WHAT YOU HAVE TO DO -
Write out all of the entries exactly, please.

(Dataset records)
◆ ◆ ◆ ◆ ◆

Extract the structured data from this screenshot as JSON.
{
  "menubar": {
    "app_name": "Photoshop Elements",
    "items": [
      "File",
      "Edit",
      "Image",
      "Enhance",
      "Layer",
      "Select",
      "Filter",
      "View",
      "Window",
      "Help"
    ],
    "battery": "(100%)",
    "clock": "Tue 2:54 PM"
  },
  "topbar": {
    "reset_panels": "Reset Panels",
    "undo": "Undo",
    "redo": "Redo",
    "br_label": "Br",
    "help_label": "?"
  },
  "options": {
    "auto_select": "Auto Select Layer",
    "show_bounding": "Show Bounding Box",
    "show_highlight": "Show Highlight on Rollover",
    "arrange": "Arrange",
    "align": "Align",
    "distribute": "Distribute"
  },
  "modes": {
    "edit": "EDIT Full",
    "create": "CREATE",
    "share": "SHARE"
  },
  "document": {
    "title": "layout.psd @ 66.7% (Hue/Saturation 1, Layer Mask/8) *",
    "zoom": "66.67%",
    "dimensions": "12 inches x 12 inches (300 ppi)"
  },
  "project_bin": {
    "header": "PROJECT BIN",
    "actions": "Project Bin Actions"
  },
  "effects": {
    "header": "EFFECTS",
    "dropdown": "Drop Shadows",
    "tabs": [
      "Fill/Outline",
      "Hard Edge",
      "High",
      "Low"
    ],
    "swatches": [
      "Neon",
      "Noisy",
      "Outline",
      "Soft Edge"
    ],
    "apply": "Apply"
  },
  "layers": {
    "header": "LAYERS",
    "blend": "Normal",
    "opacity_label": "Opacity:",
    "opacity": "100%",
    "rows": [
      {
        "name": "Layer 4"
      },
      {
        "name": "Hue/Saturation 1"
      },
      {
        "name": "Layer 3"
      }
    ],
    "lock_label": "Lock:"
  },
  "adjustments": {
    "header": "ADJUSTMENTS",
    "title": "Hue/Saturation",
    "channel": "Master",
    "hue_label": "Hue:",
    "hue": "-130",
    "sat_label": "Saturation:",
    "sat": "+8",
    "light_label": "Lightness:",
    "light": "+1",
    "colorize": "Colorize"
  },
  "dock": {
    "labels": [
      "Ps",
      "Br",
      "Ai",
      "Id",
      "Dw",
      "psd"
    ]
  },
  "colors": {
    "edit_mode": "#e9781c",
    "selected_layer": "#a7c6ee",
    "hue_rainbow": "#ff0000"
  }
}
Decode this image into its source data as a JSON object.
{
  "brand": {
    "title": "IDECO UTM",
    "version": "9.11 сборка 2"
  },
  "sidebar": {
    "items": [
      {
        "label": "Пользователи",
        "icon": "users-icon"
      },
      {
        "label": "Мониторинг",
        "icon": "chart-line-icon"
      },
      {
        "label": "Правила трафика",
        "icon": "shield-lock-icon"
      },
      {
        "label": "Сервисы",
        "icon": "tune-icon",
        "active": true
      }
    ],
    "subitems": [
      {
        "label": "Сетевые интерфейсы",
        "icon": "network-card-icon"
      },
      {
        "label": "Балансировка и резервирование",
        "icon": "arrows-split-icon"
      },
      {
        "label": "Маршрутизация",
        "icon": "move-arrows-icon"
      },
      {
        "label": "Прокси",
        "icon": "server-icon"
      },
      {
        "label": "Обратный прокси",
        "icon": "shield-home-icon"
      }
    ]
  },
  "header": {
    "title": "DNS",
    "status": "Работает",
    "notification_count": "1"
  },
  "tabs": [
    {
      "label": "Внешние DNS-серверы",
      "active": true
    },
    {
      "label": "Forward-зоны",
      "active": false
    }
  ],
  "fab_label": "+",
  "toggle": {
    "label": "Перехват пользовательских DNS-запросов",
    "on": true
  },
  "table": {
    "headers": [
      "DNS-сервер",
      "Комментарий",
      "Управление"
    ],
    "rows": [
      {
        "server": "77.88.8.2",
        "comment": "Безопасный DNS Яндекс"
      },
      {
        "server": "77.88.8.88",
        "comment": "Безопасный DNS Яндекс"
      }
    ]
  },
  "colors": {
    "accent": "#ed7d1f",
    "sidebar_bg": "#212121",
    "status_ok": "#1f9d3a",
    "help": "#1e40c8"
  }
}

◆ ◆ ◆ ◆ ◆

FINAL RESULT -
Extract the structured data from this screenshot as JSON.
{
  "menubar": {
    "app_name": "Photoshop Elements",
    "items": [
      "File",
      "Edit",
      "Image",
      "Enhance",
      "Layer",
      "Select",
      "Filter",
      "View",
      "Window",
      "Help"
    ],
    "battery": "(100%)",
    "clock": "Tue 2:54 PM"
  },
  "topbar": {
    "reset_panels": "Reset Panels",
    "undo": "Undo",
    "redo": "Redo",
    "br_label": "Br",
    "help_label": "?"
  },
  "options": {
    "auto_select": "Auto Select Layer",
    "show_bounding": "Show Bounding Box",
    "show_highlight": "Show Highlight on Rollover",
    "arrange": "Arrange",
    "align": "Align",
    "distribute": "Distribute"
  },
  "modes": {
    "edit": "EDIT Full",
    "create": "CREATE",
    "share": "SHARE"
  },
  "document": {
    "title": "layout.psd @ 66.7% (Hue/Saturation 1, Layer Mask/8) *",
    "zoom": "66.67%",
    "dimensions": "12 inches x 12 inches (300 ppi)"
  },
  "project_bin": {
    "header": "PROJECT BIN",
    "actions": "Project Bin Actions"
  },
  "effects": {
    "header": "EFFECTS",
    "dropdown": "Drop Shadows",
    "tabs": [
      "Fill/Outline",
      "Hard Edge",
      "High",
      "Low"
    ],
    "swatches": [
      "Neon",
      "Noisy",
      "Outline",
      "Soft Edge"
    ],
    "apply": "Apply"
  },
  "layers": {
    "header": "LAYERS",
    "blend": "Normal",
    "opacity_label": "Opacity:",
    "opacity": "100%",
    "rows": [
      {
        "name": "Layer 4"
      },
      {
        "name": "Hue/Saturation 1"
      },
      {
        "name": "Layer 3"
      }
    ],
    "lock_label": "Lock:"
  },
  "adjustments": {
    "header": "ADJUSTMENTS",
    "title": "Hue/Saturation",
    "channel": "Master",
    "hue_label": "Hue:",
    "hue": "-130",
    "sat_label": "Saturation:",
    "sat": "+8",
    "light_label": "Lightness:",
    "light": "+1",
    "colorize": "Colorize"
  },
  "dock": {
    "labels": [
      "Ps",
      "Br",
      "Ai",
      "Id",
      "Dw",
      "psd"
    ]
  },
  "colors": {
    "edit_mode": "#e9781c",
    "selected_layer": "#a7c6ee",
    "hue_rainbow": "#ff0000"
  }
}
Decode this image into its source data as a JSON object.
{
  "brand": {
    "title": "IDECO UTM",
    "version": "9.11 сборка 2"
  },
  "sidebar": {
    "items": [
      {
        "label": "Пользователи",
        "icon": "users-icon"
      },
      {
        "label": "Мониторинг",
        "icon": "chart-line-icon"
      },
      {
        "label": "Правила трафика",
        "icon": "shield-lock-icon"
      },
      {
        "label": "Сервисы",
        "icon": "tune-icon",
        "active": true
      }
    ],
    "subitems": [
      {
        "label": "Сетевые интерфейсы",
        "icon": "network-card-icon"
      },
      {
        "label": "Балансировка и резервирование",
        "icon": "arrows-split-icon"
      },
      {
        "label": "Маршрутизация",
        "icon": "move-arrows-icon"
      },
      {
        "label": "Прокси",
        "icon": "server-icon"
      },
      {
        "label": "Обратный прокси",
        "icon": "shield-home-icon"
      }
    ]
  },
  "header": {
    "title": "DNS",
    "status": "Работает",
    "notification_count": "1"
  },
  "tabs": [
    {
      "label": "Внешние DNS-серверы",
      "active": true
    },
    {
      "label": "Forward-зоны",
      "active": false
    }
  ],
  "fab_label": "+",
  "toggle": {
    "label": "Перехват пользовательских DNS-запросов",
    "on": true
  },
  "table": {
    "headers": [
      "DNS-сервер",
      "Комментарий",
      "Управление"
    ],
    "rows": [
      {
        "server": "77.88.8.2",
        "comment": "Безопасный DNS Яндекс"
      },
      {
        "server": "77.88.8.88",
        "comment": "Безопасный DNS Яндекс"
      }
    ]
  },
  "colors": {
    "accent": "#ed7d1f",
    "sidebar_bg": "#212121",
    "status_ok": "#1f9d3a",
    "help": "#1e40c8"
  }
}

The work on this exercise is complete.